▶ [DO THIS]:
Quote the passage about Montserrat from "I suppose that" to "the southern sky.".

▶ [TEXT BLOCK]:
---------------
Page 72 of Iberia


  Joseph Ayok

  I suppose that most visitors to Barcelona sooner or later make the trip to Montserrat (Serrated Mountain) but, paradoxically, few ever see it. They see the famous monastery, of course, and the shrine beloved of all Catalans, and they take one of the numerous téléphénque rides to the tops of peaks, but the mountain itself, one of the most exquisite in the world, they do not see, for this can be done properly only by going far north of Barcelona to the ancient town of Vich, which is worth a trip in itself if only to see the church decorated in gold murals by José María Sert. From Vich, whose hotel has a restaurant of notable reputation, one drops back south to where Route N-141 cuts off toward the mountains, and as one drives down this twisting road he comes to a spot from which Montserrat in all its wonder stands forth against the southern sky.
---------------
▶ [SUPPLIED MATERIAL]:
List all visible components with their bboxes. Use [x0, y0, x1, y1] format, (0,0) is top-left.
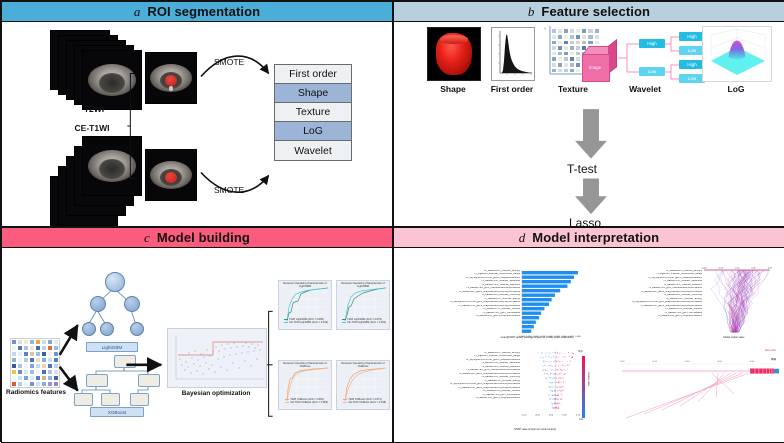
---------------
▶ [RIGHT ANSWER]:
I suppose that most visitors to Barcelona sooner or later make the trip to Montserrat (Serrated Mountain) but, paradoxically, few ever see it. They see the famous monastery, of course, and the shrine beloved of all Catalans, and they take one of the numerous téléphénque rides to the tops of peaks, but the mountain itself, one of the most exquisite in the world, they do not see, for this can be done properly only by going far north of Barcelona to the ancient town of Vich, which is worth a trip in itself if only to see the church decorated in gold murals by José María Sert. From Vich, whose hotel has a restaurant of notable reputation, one drops back south to where Route N-141 cuts off toward the mountains, and as one drives down this twisting road he comes to a spot from which Montserrat in all its wonder stands forth against the southern sky.